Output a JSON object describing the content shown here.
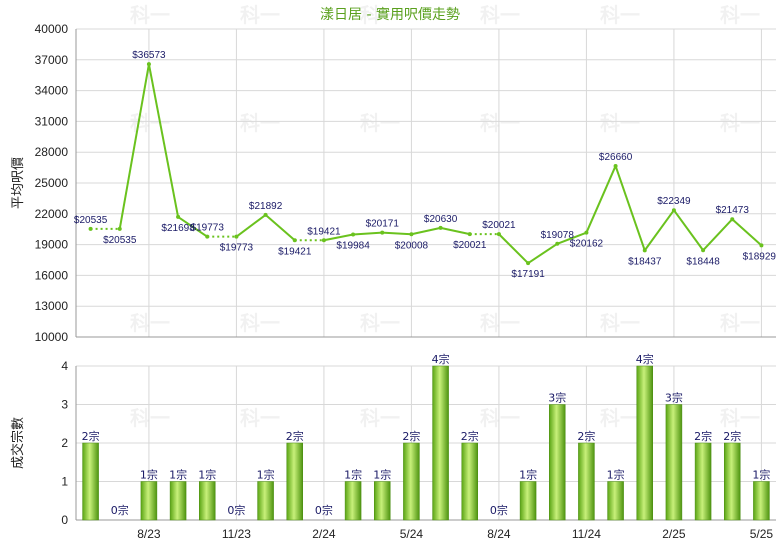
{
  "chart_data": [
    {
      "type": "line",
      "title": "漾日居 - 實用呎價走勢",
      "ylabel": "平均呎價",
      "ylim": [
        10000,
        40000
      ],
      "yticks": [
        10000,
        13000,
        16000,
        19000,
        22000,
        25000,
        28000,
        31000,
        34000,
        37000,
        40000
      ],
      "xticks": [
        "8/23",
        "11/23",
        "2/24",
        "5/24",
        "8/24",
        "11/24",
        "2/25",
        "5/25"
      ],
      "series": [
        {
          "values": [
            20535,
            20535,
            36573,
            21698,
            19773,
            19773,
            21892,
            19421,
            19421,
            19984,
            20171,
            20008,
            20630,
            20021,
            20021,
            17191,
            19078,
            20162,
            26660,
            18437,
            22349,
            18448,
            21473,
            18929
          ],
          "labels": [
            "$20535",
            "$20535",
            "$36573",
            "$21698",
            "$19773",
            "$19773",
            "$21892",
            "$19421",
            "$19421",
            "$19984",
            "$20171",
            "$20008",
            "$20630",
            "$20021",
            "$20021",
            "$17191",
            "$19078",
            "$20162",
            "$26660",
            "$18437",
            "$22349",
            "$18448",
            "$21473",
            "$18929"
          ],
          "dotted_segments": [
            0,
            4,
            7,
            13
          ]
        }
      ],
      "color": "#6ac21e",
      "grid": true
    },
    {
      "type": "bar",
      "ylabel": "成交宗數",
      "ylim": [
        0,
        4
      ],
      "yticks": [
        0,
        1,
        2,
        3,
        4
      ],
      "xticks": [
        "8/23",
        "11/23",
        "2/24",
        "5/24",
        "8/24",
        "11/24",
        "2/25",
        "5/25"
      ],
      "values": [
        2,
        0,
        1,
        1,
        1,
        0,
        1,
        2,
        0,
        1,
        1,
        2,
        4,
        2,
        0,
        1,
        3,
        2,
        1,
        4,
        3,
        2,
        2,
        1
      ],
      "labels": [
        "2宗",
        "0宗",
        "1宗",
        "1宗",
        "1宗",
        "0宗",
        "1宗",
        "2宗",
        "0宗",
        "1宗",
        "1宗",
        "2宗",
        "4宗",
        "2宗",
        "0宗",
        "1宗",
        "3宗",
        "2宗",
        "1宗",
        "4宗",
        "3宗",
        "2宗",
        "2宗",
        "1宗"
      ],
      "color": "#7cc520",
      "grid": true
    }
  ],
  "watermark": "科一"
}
◆ ◆ ◆
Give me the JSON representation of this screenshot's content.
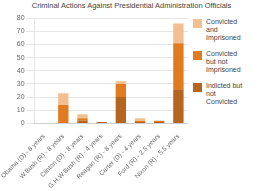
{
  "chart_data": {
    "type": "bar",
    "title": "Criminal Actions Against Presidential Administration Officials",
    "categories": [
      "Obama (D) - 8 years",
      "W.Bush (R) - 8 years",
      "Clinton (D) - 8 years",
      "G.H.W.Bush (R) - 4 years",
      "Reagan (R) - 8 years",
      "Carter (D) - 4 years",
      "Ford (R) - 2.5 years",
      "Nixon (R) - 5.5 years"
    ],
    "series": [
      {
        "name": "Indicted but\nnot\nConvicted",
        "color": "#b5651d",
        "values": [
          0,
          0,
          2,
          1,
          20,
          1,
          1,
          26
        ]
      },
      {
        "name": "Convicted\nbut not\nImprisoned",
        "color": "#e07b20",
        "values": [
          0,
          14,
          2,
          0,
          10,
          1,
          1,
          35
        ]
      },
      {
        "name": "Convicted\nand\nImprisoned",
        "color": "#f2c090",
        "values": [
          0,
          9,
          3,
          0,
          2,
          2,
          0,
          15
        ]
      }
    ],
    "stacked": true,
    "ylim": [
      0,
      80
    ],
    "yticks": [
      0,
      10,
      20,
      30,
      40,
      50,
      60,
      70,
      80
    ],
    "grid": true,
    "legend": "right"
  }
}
◆ ◆ ◆
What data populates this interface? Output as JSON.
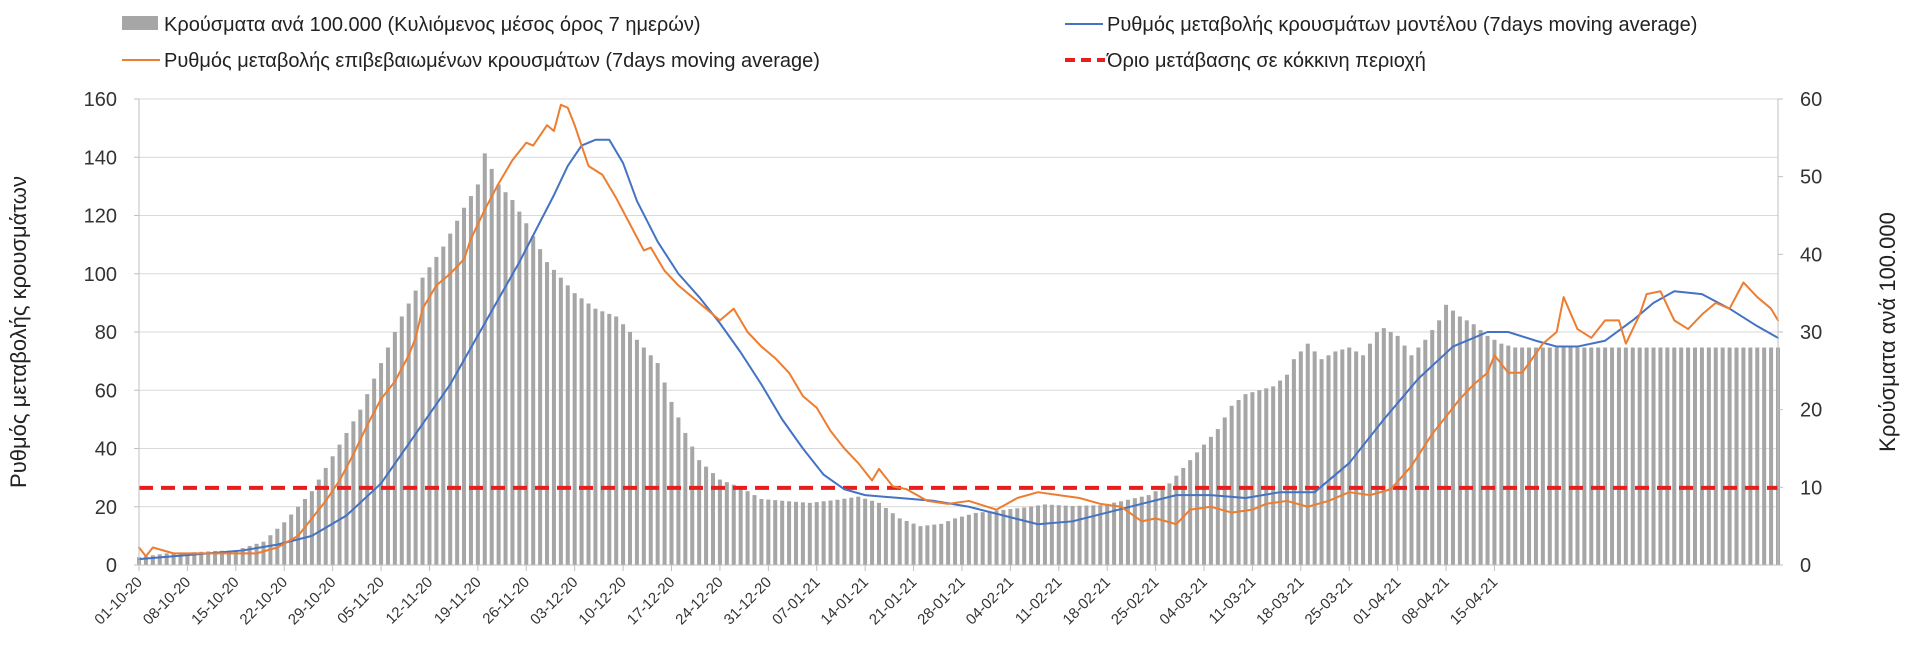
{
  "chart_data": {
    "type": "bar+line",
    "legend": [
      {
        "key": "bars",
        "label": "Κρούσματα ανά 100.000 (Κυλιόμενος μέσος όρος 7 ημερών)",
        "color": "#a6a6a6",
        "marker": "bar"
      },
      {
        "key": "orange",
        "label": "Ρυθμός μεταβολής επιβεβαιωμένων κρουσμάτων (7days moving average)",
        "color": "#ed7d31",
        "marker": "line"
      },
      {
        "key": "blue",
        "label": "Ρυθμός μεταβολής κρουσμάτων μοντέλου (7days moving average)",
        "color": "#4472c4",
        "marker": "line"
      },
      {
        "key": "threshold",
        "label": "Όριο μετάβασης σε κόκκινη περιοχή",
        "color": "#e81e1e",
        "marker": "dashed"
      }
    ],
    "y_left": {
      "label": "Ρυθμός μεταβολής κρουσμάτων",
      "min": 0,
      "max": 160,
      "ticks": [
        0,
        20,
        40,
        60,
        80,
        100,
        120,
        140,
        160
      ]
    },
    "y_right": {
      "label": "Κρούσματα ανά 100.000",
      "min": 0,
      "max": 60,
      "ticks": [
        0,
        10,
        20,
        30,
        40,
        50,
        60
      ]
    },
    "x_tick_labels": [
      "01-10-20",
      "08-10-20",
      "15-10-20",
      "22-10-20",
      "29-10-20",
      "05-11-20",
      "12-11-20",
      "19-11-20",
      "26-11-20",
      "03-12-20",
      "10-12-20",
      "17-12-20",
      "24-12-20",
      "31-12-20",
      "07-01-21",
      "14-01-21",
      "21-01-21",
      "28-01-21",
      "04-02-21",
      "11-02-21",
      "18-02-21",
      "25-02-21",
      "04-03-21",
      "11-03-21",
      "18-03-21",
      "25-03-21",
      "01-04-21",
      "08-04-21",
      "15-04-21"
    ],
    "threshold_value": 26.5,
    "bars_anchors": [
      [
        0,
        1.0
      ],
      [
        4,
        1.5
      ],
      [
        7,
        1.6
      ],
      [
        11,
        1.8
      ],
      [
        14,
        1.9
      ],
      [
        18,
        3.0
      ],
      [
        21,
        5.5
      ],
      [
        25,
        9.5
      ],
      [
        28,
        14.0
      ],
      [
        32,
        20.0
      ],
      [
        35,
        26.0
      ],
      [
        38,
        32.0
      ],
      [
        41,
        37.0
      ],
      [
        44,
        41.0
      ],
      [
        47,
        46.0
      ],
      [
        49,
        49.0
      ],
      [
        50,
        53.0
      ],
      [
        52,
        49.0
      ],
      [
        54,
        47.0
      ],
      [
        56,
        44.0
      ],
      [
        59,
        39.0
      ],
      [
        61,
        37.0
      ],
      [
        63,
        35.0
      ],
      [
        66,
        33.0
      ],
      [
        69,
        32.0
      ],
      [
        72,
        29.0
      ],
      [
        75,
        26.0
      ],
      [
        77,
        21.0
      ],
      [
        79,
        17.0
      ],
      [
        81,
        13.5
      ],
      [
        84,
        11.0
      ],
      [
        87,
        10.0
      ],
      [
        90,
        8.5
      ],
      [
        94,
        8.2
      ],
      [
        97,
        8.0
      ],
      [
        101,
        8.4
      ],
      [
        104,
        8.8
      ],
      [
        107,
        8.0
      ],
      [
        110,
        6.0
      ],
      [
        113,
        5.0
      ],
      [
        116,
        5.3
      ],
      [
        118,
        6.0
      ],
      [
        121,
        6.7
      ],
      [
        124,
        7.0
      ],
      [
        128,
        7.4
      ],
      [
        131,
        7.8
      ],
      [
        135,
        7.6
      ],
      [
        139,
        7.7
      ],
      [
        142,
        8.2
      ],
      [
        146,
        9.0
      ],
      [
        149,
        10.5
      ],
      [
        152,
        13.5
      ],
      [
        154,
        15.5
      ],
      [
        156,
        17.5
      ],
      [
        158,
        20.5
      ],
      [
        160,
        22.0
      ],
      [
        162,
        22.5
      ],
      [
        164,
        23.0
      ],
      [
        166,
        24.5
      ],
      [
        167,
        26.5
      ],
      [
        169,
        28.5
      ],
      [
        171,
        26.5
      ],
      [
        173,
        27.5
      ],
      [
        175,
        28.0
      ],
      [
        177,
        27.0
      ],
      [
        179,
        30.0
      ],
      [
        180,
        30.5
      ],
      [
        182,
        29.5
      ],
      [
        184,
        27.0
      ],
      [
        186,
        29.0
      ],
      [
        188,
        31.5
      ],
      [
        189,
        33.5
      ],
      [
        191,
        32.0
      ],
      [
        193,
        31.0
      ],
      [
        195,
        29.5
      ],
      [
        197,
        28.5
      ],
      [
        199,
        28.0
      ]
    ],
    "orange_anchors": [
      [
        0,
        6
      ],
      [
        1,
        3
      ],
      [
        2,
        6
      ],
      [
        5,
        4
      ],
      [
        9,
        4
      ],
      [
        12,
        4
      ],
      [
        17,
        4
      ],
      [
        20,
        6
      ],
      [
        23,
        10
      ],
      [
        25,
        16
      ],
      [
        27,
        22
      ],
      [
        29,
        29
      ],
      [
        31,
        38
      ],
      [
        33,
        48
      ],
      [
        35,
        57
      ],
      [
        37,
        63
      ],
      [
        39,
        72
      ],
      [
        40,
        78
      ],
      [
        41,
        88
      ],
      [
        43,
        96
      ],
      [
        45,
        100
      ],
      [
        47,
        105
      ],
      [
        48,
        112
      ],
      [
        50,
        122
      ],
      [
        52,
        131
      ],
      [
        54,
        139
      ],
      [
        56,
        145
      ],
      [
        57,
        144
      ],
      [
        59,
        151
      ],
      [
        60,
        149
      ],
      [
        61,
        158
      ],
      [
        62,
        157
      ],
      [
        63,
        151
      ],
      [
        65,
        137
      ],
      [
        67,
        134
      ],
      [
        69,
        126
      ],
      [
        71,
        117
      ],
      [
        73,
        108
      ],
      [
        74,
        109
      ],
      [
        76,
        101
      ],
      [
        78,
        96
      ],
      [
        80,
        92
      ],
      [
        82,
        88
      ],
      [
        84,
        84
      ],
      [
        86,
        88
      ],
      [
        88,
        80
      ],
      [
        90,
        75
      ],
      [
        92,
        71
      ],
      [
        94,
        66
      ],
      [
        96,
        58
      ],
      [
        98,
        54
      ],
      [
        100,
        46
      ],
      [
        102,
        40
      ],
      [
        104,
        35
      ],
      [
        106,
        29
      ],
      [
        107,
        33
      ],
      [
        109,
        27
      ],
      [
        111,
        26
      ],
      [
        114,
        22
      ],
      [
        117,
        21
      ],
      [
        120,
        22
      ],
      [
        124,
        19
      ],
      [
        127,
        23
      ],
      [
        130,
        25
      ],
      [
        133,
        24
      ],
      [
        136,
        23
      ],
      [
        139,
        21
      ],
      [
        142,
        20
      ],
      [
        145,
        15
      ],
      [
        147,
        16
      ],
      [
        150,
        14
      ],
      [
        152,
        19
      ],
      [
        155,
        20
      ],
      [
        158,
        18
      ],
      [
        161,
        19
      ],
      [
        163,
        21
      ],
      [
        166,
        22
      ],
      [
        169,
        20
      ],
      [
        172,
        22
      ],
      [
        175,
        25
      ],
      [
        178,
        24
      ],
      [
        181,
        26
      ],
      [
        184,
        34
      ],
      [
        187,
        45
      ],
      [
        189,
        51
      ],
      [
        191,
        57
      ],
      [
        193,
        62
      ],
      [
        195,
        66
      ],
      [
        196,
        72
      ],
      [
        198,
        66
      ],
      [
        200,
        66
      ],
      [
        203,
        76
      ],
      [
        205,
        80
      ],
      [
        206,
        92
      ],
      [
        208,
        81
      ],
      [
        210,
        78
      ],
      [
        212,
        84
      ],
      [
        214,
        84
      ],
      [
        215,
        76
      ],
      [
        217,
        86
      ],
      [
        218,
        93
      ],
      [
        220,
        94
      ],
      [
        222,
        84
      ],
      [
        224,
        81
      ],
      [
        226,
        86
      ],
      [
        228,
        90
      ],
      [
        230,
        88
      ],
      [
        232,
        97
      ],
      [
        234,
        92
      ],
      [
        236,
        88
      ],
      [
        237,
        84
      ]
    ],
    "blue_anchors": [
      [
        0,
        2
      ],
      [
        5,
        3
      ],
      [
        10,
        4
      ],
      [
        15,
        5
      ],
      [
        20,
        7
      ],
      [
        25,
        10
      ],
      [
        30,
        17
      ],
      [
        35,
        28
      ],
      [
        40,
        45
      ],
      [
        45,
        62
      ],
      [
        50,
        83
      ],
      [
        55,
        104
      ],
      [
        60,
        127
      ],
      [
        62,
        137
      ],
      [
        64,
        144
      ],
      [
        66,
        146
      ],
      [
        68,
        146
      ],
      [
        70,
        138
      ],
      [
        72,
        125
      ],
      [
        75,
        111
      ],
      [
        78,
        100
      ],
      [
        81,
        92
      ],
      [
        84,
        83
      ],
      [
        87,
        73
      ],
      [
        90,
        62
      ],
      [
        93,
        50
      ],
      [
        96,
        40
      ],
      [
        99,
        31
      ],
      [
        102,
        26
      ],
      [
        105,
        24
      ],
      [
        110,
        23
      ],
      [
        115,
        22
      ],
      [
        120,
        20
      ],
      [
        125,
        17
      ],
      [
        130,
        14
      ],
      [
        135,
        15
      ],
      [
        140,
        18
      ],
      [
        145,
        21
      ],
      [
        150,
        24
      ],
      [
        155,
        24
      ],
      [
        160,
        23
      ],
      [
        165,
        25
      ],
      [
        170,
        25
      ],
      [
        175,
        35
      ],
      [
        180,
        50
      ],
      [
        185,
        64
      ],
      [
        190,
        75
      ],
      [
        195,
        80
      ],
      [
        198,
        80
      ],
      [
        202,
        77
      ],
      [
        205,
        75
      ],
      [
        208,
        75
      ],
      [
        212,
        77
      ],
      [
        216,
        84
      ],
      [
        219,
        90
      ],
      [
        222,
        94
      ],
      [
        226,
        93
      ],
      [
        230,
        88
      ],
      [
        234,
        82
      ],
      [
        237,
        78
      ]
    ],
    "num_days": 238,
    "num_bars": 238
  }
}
◆ ◆ ◆
» **INSTRUCTIONS TO FOLLOW**: Using the records above, select and copy every line that has the word "κρουσμάτων".

» **ANSWER FOR THIS EXERCISE**:
        "label": "Ρυθμός μεταβολής επιβεβαιωμένων κρουσμάτων (7days moving average)",
        "label": "Ρυθμός μεταβολής κρουσμάτων μοντέλου (7days moving average)",
      "label": "Ρυθμός μεταβολής κρουσμάτων",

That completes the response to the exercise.